• _Raw data_
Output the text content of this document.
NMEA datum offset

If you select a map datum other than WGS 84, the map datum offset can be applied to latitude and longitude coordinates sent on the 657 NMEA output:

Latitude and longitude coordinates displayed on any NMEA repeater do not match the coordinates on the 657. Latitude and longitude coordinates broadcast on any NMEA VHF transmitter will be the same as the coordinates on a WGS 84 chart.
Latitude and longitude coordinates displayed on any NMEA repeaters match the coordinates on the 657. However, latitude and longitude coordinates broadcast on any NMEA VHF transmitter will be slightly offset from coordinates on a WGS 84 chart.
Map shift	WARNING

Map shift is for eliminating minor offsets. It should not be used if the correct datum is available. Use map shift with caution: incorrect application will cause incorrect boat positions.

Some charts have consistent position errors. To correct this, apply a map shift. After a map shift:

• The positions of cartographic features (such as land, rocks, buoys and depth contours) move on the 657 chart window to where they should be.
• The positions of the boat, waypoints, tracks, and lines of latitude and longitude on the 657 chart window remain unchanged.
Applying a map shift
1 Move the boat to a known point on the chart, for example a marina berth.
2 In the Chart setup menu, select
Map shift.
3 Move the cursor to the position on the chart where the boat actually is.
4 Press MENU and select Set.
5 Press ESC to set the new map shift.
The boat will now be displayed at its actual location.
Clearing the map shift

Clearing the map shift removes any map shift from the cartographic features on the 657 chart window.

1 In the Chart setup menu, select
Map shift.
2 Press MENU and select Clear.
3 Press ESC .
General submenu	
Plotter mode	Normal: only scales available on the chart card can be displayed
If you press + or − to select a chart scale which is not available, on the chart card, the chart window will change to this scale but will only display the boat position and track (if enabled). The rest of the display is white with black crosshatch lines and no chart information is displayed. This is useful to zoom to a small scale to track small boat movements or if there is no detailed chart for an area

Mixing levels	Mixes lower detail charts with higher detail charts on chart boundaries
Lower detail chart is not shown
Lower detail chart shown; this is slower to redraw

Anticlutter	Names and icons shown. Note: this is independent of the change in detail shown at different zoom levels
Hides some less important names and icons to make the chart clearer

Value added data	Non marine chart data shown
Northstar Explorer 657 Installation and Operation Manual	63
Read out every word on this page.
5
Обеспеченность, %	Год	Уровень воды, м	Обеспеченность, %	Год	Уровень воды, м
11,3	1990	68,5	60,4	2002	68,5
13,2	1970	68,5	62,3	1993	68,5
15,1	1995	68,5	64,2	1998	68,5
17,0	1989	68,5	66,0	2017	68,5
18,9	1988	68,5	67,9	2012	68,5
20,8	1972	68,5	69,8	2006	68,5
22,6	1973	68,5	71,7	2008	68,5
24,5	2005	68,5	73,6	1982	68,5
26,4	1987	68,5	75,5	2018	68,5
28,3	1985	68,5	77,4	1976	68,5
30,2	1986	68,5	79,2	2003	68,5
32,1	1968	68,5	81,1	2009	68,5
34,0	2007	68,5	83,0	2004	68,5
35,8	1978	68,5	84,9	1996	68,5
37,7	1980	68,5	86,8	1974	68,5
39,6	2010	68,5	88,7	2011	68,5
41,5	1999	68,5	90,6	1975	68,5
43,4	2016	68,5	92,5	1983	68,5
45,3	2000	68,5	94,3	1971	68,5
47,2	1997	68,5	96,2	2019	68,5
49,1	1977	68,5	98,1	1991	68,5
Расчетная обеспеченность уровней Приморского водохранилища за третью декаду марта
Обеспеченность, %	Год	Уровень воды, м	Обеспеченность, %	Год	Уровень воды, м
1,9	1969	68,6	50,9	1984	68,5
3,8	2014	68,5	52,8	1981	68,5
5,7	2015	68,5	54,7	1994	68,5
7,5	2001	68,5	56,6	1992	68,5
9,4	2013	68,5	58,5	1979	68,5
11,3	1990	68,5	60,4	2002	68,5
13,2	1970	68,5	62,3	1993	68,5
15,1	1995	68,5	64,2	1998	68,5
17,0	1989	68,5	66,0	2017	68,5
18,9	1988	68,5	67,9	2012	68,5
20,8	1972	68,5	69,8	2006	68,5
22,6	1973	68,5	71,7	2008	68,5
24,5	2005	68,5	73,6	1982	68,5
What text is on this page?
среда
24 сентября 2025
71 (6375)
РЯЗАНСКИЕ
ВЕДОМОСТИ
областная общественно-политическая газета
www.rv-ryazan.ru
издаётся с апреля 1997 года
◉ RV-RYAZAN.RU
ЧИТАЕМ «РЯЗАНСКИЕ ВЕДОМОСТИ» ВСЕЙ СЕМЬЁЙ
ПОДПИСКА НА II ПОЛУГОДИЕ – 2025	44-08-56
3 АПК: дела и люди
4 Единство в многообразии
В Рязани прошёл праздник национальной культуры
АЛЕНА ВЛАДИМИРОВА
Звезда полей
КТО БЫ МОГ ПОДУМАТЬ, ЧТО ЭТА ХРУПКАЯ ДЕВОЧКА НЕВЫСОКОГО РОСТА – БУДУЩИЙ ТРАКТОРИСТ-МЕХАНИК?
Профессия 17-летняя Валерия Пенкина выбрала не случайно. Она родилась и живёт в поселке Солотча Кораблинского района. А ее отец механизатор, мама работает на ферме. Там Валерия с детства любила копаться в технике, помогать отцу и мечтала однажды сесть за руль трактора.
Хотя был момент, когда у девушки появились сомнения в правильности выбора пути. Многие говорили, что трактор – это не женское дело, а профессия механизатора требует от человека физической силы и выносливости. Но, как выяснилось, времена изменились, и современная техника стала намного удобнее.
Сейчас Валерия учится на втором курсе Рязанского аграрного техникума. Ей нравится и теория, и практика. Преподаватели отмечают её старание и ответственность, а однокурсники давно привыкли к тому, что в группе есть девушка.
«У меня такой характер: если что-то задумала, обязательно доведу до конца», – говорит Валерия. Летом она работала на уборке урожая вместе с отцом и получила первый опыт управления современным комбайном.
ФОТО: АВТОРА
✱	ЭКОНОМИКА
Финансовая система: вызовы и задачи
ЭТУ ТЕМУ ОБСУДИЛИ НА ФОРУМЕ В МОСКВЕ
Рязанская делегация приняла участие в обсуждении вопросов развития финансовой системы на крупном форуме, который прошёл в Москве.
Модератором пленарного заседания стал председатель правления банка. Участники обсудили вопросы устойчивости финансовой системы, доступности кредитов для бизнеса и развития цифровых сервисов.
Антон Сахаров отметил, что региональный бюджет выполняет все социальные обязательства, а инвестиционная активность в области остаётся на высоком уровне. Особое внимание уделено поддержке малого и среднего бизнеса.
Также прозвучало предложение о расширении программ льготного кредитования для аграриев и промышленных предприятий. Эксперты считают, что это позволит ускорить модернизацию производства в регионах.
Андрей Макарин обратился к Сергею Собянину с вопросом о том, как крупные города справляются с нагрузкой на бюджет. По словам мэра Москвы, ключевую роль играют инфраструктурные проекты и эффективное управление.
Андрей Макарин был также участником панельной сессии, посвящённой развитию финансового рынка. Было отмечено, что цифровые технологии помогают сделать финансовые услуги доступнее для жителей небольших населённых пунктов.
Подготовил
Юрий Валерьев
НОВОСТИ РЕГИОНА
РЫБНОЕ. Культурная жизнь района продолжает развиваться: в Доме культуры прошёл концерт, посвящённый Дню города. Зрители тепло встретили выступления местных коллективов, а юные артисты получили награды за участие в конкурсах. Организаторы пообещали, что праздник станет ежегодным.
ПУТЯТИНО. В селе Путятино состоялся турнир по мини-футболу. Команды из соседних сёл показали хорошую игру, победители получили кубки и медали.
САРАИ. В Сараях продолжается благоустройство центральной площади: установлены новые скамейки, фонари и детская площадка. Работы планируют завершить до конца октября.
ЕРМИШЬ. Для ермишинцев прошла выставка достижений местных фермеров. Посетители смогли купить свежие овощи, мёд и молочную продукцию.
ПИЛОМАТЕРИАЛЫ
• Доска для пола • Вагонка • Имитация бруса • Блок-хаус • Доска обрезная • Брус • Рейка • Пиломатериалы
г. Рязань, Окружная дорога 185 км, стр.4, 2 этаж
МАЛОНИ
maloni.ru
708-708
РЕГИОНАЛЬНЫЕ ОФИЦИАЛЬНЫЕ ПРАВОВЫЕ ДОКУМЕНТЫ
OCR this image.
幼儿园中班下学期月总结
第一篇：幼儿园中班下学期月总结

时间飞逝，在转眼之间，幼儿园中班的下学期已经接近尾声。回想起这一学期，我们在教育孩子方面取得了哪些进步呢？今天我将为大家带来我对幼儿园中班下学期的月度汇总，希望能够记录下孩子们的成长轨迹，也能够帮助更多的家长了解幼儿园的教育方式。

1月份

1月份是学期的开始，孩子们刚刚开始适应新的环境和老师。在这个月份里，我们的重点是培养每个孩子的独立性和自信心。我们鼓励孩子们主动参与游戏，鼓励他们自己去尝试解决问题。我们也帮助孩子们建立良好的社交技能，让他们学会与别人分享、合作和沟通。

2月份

• _Your task_
Search the preceding listing for the word "zoom" and pull out every line that holds it.

• _Answer to this problem_
If you press + or − to select a chart scale which is not available, on the chart card, the chart window will change to this scale but will only display the boat position and track (if enabled). The rest of the display is white with black crosshatch lines and no chart information is displayed. This is useful to zoom to a small scale to track small boat movements or if there is no detailed chart for an area
Anticlutter	Names and icons shown. Note: this is independent of the change in detail shown at different zoom levels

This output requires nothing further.